◆ **Requirement**: Narrow the data below down to the lines containing "text".

Figure content listings
## START
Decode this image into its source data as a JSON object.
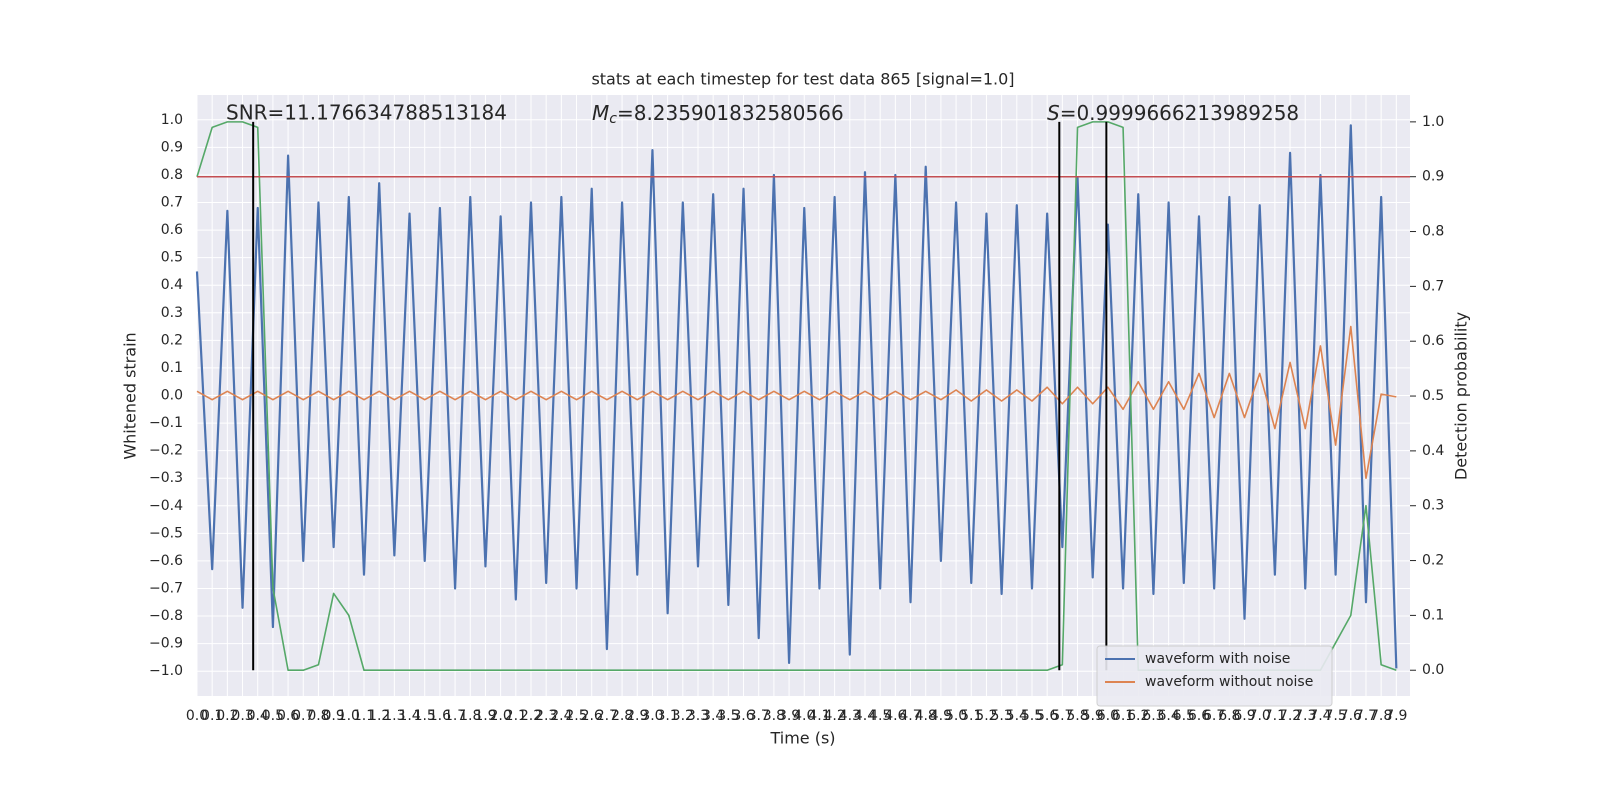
{
  "chart_data": {
    "type": "line",
    "title": "stats at each timestep for test data 865 [signal=1.0]",
    "x_label": "Time (s)",
    "y_label": "Whitened strain",
    "y2_label": "Detection probability",
    "annotations": {
      "snr": "SNR=11.176634788513184",
      "chirp_mass": {
        "symbol": "M",
        "subscript": "c",
        "text": "=8.235901832580566"
      },
      "score": {
        "symbol": "S",
        "text": "=0.9999666213989258"
      }
    },
    "x": [
      0.0,
      0.1,
      0.2,
      0.3,
      0.4,
      0.5,
      0.6,
      0.7,
      0.8,
      0.9,
      1.0,
      1.1,
      1.2,
      1.3,
      1.4,
      1.5,
      1.6,
      1.7,
      1.8,
      1.9,
      2.0,
      2.1,
      2.2,
      2.3,
      2.4,
      2.5,
      2.6,
      2.7,
      2.8,
      2.9,
      3.0,
      3.1,
      3.2,
      3.3,
      3.4,
      3.5,
      3.6,
      3.7,
      3.8,
      3.9,
      4.0,
      4.1,
      4.2,
      4.3,
      4.4,
      4.5,
      4.6,
      4.7,
      4.8,
      4.9,
      5.0,
      5.1,
      5.2,
      5.3,
      5.4,
      5.5,
      5.6,
      5.7,
      5.8,
      5.9,
      6.0,
      6.1,
      6.2,
      6.3,
      6.4,
      6.5,
      6.6,
      6.7,
      6.8,
      6.9,
      7.0,
      7.1,
      7.2,
      7.3,
      7.4,
      7.5,
      7.6,
      7.7,
      7.8,
      7.9
    ],
    "series": [
      {
        "name": "waveform with noise",
        "color": "#4c72b0",
        "values": [
          0.45,
          -0.63,
          0.67,
          -0.77,
          0.68,
          -0.84,
          0.87,
          -0.6,
          0.7,
          -0.55,
          0.72,
          -0.65,
          0.77,
          -0.58,
          0.66,
          -0.6,
          0.68,
          -0.7,
          0.72,
          -0.62,
          0.65,
          -0.74,
          0.7,
          -0.68,
          0.72,
          -0.7,
          0.75,
          -0.92,
          0.7,
          -0.65,
          0.89,
          -0.79,
          0.7,
          -0.62,
          0.73,
          -0.76,
          0.75,
          -0.88,
          0.8,
          -0.97,
          0.68,
          -0.7,
          0.72,
          -0.94,
          0.81,
          -0.7,
          0.8,
          -0.75,
          0.83,
          -0.6,
          0.7,
          -0.68,
          0.66,
          -0.72,
          0.69,
          -0.7,
          0.66,
          -0.55,
          0.79,
          -0.66,
          0.62,
          -0.7,
          0.73,
          -0.72,
          0.7,
          -0.68,
          0.65,
          -0.7,
          0.72,
          -0.81,
          0.69,
          -0.65,
          0.88,
          -0.7,
          0.8,
          -0.65,
          0.98,
          -0.75,
          0.72,
          -0.99
        ]
      },
      {
        "name": "waveform without noise",
        "color": "#dd8452",
        "values": [
          0.015,
          -0.015,
          0.015,
          -0.015,
          0.015,
          -0.015,
          0.015,
          -0.015,
          0.015,
          -0.015,
          0.015,
          -0.015,
          0.015,
          -0.015,
          0.015,
          -0.015,
          0.015,
          -0.015,
          0.015,
          -0.015,
          0.015,
          -0.015,
          0.015,
          -0.015,
          0.015,
          -0.015,
          0.015,
          -0.015,
          0.015,
          -0.015,
          0.015,
          -0.015,
          0.015,
          -0.015,
          0.015,
          -0.015,
          0.015,
          -0.015,
          0.015,
          -0.015,
          0.015,
          -0.015,
          0.015,
          -0.015,
          0.015,
          -0.015,
          0.015,
          -0.015,
          0.015,
          -0.015,
          0.02,
          -0.02,
          0.02,
          -0.02,
          0.02,
          -0.02,
          0.03,
          -0.03,
          0.03,
          -0.03,
          0.03,
          -0.05,
          0.05,
          -0.05,
          0.05,
          -0.05,
          0.08,
          -0.08,
          0.08,
          -0.08,
          0.08,
          -0.12,
          0.12,
          -0.12,
          0.18,
          -0.18,
          0.25,
          -0.3,
          0.005,
          -0.005
        ]
      },
      {
        "color": "#55a868",
        "axis": "y2",
        "values": [
          0.9,
          0.99,
          1.0,
          1.0,
          0.99,
          0.15,
          0.0,
          0.0,
          0.01,
          0.14,
          0.1,
          0.0,
          0.0,
          0.0,
          0.0,
          0.0,
          0.0,
          0.0,
          0.0,
          0.0,
          0.0,
          0.0,
          0.0,
          0.0,
          0.0,
          0.0,
          0.0,
          0.0,
          0.0,
          0.0,
          0.0,
          0.0,
          0.0,
          0.0,
          0.0,
          0.0,
          0.0,
          0.0,
          0.0,
          0.0,
          0.0,
          0.0,
          0.0,
          0.0,
          0.0,
          0.0,
          0.0,
          0.0,
          0.0,
          0.0,
          0.0,
          0.0,
          0.0,
          0.0,
          0.0,
          0.0,
          0.0,
          0.01,
          0.99,
          1.0,
          1.0,
          0.99,
          0.0,
          0.0,
          0.0,
          0.0,
          0.0,
          0.0,
          0.0,
          0.0,
          0.0,
          0.0,
          0.0,
          0.0,
          0.0,
          0.05,
          0.1,
          0.3,
          0.01,
          0.0
        ]
      }
    ],
    "threshold": {
      "value": 0.9,
      "axis": "y2",
      "color": "#c44e52"
    },
    "vlines": {
      "x": [
        0.37,
        5.68,
        5.99
      ],
      "span": [
        0.0,
        1.0
      ],
      "axis": "y2",
      "color": "#000000"
    },
    "xlim": [
      0,
      7.99
    ],
    "ylim": [
      -1.09,
      1.09
    ],
    "y2lim": [
      -0.047,
      1.049
    ],
    "xticks": [
      {
        "value": 0,
        "label": "0.0"
      },
      0.1,
      0.2,
      0.3,
      0.4,
      0.5,
      0.6,
      0.7,
      0.8,
      0.9,
      {
        "value": 1,
        "label": "1.0"
      },
      1.1,
      1.2,
      1.3,
      1.4,
      1.5,
      1.6,
      1.7,
      1.8,
      1.9,
      {
        "value": 2,
        "label": "2.0"
      },
      2.1,
      2.2,
      2.3,
      2.4,
      2.5,
      2.6,
      2.7,
      2.8,
      2.9,
      {
        "value": 3,
        "label": "3.0"
      },
      3.1,
      3.2,
      3.3,
      3.4,
      3.5,
      3.6,
      3.7,
      3.8,
      3.9,
      {
        "value": 4,
        "label": "4.0"
      },
      4.1,
      4.2,
      4.3,
      4.4,
      4.5,
      4.6,
      4.7,
      4.8,
      4.9,
      {
        "value": 5,
        "label": "5.0"
      },
      5.1,
      5.2,
      5.3,
      5.4,
      5.5,
      5.6,
      5.7,
      5.8,
      5.9,
      {
        "value": 6,
        "label": "6.0"
      },
      6.1,
      6.2,
      6.3,
      6.4,
      6.5,
      6.6,
      6.7,
      6.8,
      6.9,
      {
        "value": 7,
        "label": "7.0"
      },
      7.1,
      7.2,
      7.3,
      7.4,
      7.5,
      7.6,
      7.7,
      7.8,
      7.9
    ],
    "yticks": [
      {
        "value": -1,
        "label": "−1.0"
      },
      {
        "value": -0.9,
        "label": "−0.9"
      },
      {
        "value": -0.8,
        "label": "−0.8"
      },
      {
        "value": -0.7,
        "label": "−0.7"
      },
      {
        "value": -0.6,
        "label": "−0.6"
      },
      {
        "value": -0.5,
        "label": "−0.5"
      },
      {
        "value": -0.4,
        "label": "−0.4"
      },
      {
        "value": -0.3,
        "label": "−0.3"
      },
      {
        "value": -0.2,
        "label": "−0.2"
      },
      {
        "value": -0.1,
        "label": "−0.1"
      },
      {
        "value": 0,
        "label": "0.0"
      },
      0.1,
      0.2,
      0.3,
      0.4,
      0.5,
      0.6,
      0.7,
      0.8,
      0.9,
      {
        "value": 1,
        "label": "1.0"
      }
    ],
    "y2ticks": [
      {
        "value": 0,
        "label": "0.0"
      },
      0.1,
      0.2,
      0.3,
      0.4,
      0.5,
      0.6,
      0.7,
      0.8,
      0.9,
      {
        "value": 1,
        "label": "1.0"
      }
    ],
    "grid": true,
    "background": "#eaeaf2",
    "legend": "lower right"
  }
}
## END
◆ **Written reply**:
        "text": "=8.235901832580566"
        "text": "=0.9999666213989258"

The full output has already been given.